Stored data
++++

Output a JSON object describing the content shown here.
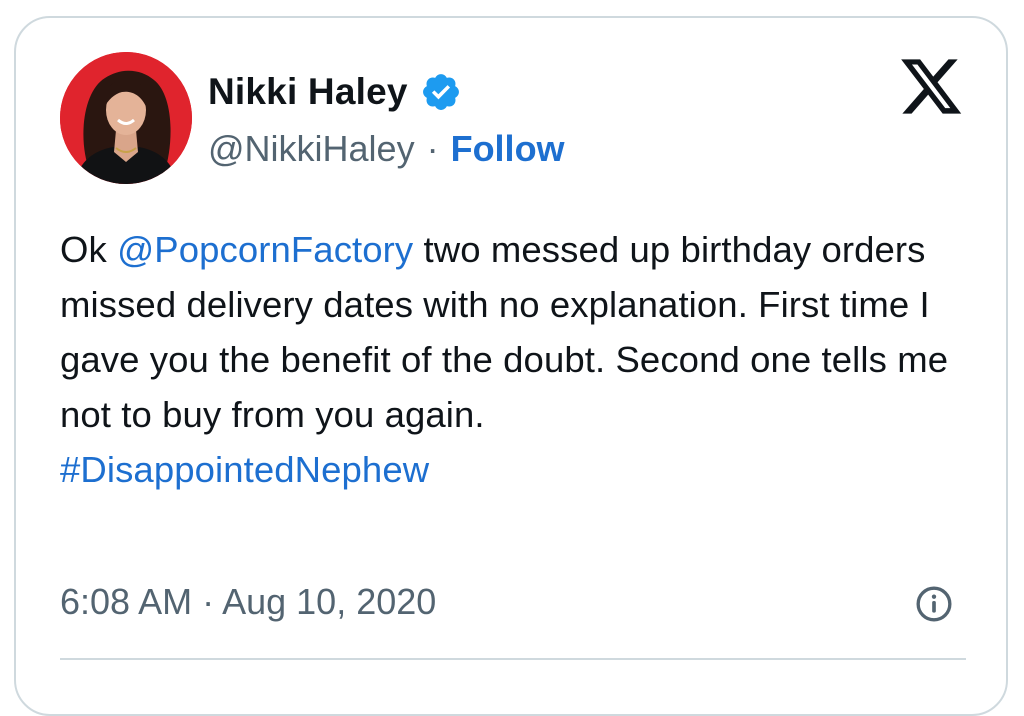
{
  "author": {
    "name": "Nikki Haley",
    "handle": "@NikkiHaley",
    "separator": "·",
    "follow_label": "Follow",
    "verified": true
  },
  "tweet": {
    "text_prefix": "Ok ",
    "mention": "@PopcornFactory",
    "text_body": " two messed up birthday orders missed delivery dates with no explanation. First time I gave you the benefit of the doubt. Second one tells me not to buy from you again.",
    "hashtag": "#DisappointedNephew"
  },
  "meta": {
    "timestamp": "6:08 AM · Aug 10, 2020"
  },
  "icons": {
    "platform": "x-logo-icon",
    "verified": "verified-badge-icon",
    "info": "info-icon"
  },
  "colors": {
    "link": "#1d6fd0",
    "secondary_text": "#536471",
    "primary_text": "#0f1419",
    "avatar_background": "#e0242d",
    "border": "#cfd9de"
  }
}
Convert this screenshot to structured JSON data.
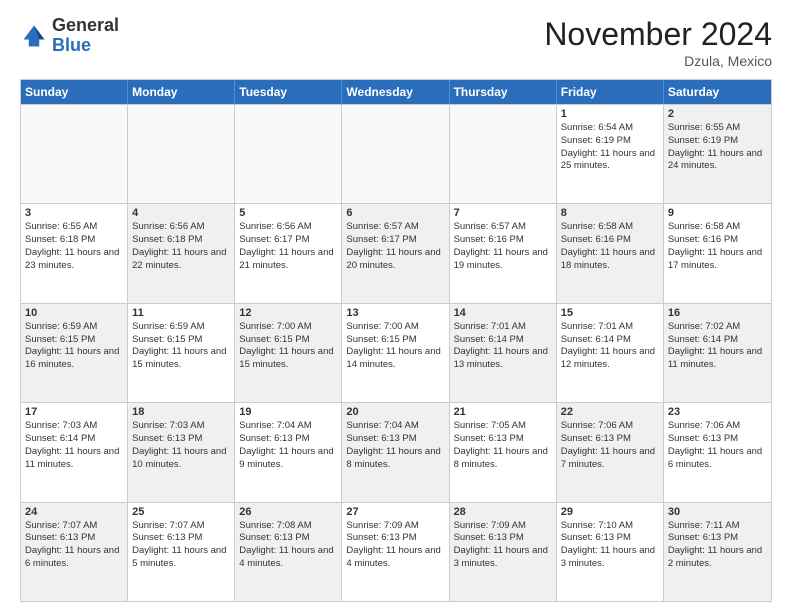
{
  "header": {
    "logo": {
      "general": "General",
      "blue": "Blue"
    },
    "title": "November 2024",
    "location": "Dzula, Mexico"
  },
  "weekdays": [
    "Sunday",
    "Monday",
    "Tuesday",
    "Wednesday",
    "Thursday",
    "Friday",
    "Saturday"
  ],
  "rows": [
    [
      {
        "day": "",
        "empty": true
      },
      {
        "day": "",
        "empty": true
      },
      {
        "day": "",
        "empty": true
      },
      {
        "day": "",
        "empty": true
      },
      {
        "day": "",
        "empty": true
      },
      {
        "day": "1",
        "sunrise": "Sunrise: 6:54 AM",
        "sunset": "Sunset: 6:19 PM",
        "daylight": "Daylight: 11 hours and 25 minutes."
      },
      {
        "day": "2",
        "sunrise": "Sunrise: 6:55 AM",
        "sunset": "Sunset: 6:19 PM",
        "daylight": "Daylight: 11 hours and 24 minutes.",
        "shaded": true
      }
    ],
    [
      {
        "day": "3",
        "sunrise": "Sunrise: 6:55 AM",
        "sunset": "Sunset: 6:18 PM",
        "daylight": "Daylight: 11 hours and 23 minutes."
      },
      {
        "day": "4",
        "sunrise": "Sunrise: 6:56 AM",
        "sunset": "Sunset: 6:18 PM",
        "daylight": "Daylight: 11 hours and 22 minutes.",
        "shaded": true
      },
      {
        "day": "5",
        "sunrise": "Sunrise: 6:56 AM",
        "sunset": "Sunset: 6:17 PM",
        "daylight": "Daylight: 11 hours and 21 minutes."
      },
      {
        "day": "6",
        "sunrise": "Sunrise: 6:57 AM",
        "sunset": "Sunset: 6:17 PM",
        "daylight": "Daylight: 11 hours and 20 minutes.",
        "shaded": true
      },
      {
        "day": "7",
        "sunrise": "Sunrise: 6:57 AM",
        "sunset": "Sunset: 6:16 PM",
        "daylight": "Daylight: 11 hours and 19 minutes."
      },
      {
        "day": "8",
        "sunrise": "Sunrise: 6:58 AM",
        "sunset": "Sunset: 6:16 PM",
        "daylight": "Daylight: 11 hours and 18 minutes.",
        "shaded": true
      },
      {
        "day": "9",
        "sunrise": "Sunrise: 6:58 AM",
        "sunset": "Sunset: 6:16 PM",
        "daylight": "Daylight: 11 hours and 17 minutes."
      }
    ],
    [
      {
        "day": "10",
        "sunrise": "Sunrise: 6:59 AM",
        "sunset": "Sunset: 6:15 PM",
        "daylight": "Daylight: 11 hours and 16 minutes.",
        "shaded": true
      },
      {
        "day": "11",
        "sunrise": "Sunrise: 6:59 AM",
        "sunset": "Sunset: 6:15 PM",
        "daylight": "Daylight: 11 hours and 15 minutes."
      },
      {
        "day": "12",
        "sunrise": "Sunrise: 7:00 AM",
        "sunset": "Sunset: 6:15 PM",
        "daylight": "Daylight: 11 hours and 15 minutes.",
        "shaded": true
      },
      {
        "day": "13",
        "sunrise": "Sunrise: 7:00 AM",
        "sunset": "Sunset: 6:15 PM",
        "daylight": "Daylight: 11 hours and 14 minutes."
      },
      {
        "day": "14",
        "sunrise": "Sunrise: 7:01 AM",
        "sunset": "Sunset: 6:14 PM",
        "daylight": "Daylight: 11 hours and 13 minutes.",
        "shaded": true
      },
      {
        "day": "15",
        "sunrise": "Sunrise: 7:01 AM",
        "sunset": "Sunset: 6:14 PM",
        "daylight": "Daylight: 11 hours and 12 minutes."
      },
      {
        "day": "16",
        "sunrise": "Sunrise: 7:02 AM",
        "sunset": "Sunset: 6:14 PM",
        "daylight": "Daylight: 11 hours and 11 minutes.",
        "shaded": true
      }
    ],
    [
      {
        "day": "17",
        "sunrise": "Sunrise: 7:03 AM",
        "sunset": "Sunset: 6:14 PM",
        "daylight": "Daylight: 11 hours and 11 minutes."
      },
      {
        "day": "18",
        "sunrise": "Sunrise: 7:03 AM",
        "sunset": "Sunset: 6:13 PM",
        "daylight": "Daylight: 11 hours and 10 minutes.",
        "shaded": true
      },
      {
        "day": "19",
        "sunrise": "Sunrise: 7:04 AM",
        "sunset": "Sunset: 6:13 PM",
        "daylight": "Daylight: 11 hours and 9 minutes."
      },
      {
        "day": "20",
        "sunrise": "Sunrise: 7:04 AM",
        "sunset": "Sunset: 6:13 PM",
        "daylight": "Daylight: 11 hours and 8 minutes.",
        "shaded": true
      },
      {
        "day": "21",
        "sunrise": "Sunrise: 7:05 AM",
        "sunset": "Sunset: 6:13 PM",
        "daylight": "Daylight: 11 hours and 8 minutes."
      },
      {
        "day": "22",
        "sunrise": "Sunrise: 7:06 AM",
        "sunset": "Sunset: 6:13 PM",
        "daylight": "Daylight: 11 hours and 7 minutes.",
        "shaded": true
      },
      {
        "day": "23",
        "sunrise": "Sunrise: 7:06 AM",
        "sunset": "Sunset: 6:13 PM",
        "daylight": "Daylight: 11 hours and 6 minutes."
      }
    ],
    [
      {
        "day": "24",
        "sunrise": "Sunrise: 7:07 AM",
        "sunset": "Sunset: 6:13 PM",
        "daylight": "Daylight: 11 hours and 6 minutes.",
        "shaded": true
      },
      {
        "day": "25",
        "sunrise": "Sunrise: 7:07 AM",
        "sunset": "Sunset: 6:13 PM",
        "daylight": "Daylight: 11 hours and 5 minutes."
      },
      {
        "day": "26",
        "sunrise": "Sunrise: 7:08 AM",
        "sunset": "Sunset: 6:13 PM",
        "daylight": "Daylight: 11 hours and 4 minutes.",
        "shaded": true
      },
      {
        "day": "27",
        "sunrise": "Sunrise: 7:09 AM",
        "sunset": "Sunset: 6:13 PM",
        "daylight": "Daylight: 11 hours and 4 minutes."
      },
      {
        "day": "28",
        "sunrise": "Sunrise: 7:09 AM",
        "sunset": "Sunset: 6:13 PM",
        "daylight": "Daylight: 11 hours and 3 minutes.",
        "shaded": true
      },
      {
        "day": "29",
        "sunrise": "Sunrise: 7:10 AM",
        "sunset": "Sunset: 6:13 PM",
        "daylight": "Daylight: 11 hours and 3 minutes."
      },
      {
        "day": "30",
        "sunrise": "Sunrise: 7:11 AM",
        "sunset": "Sunset: 6:13 PM",
        "daylight": "Daylight: 11 hours and 2 minutes.",
        "shaded": true
      }
    ]
  ]
}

++++

■ SET TASK:
Extract from the material all lines containing the string "JSON".

■ SOLUTION TO THE PROBLEM:
Output a JSON object describing the content shown here.
Convert this screenshot to structured JSON data.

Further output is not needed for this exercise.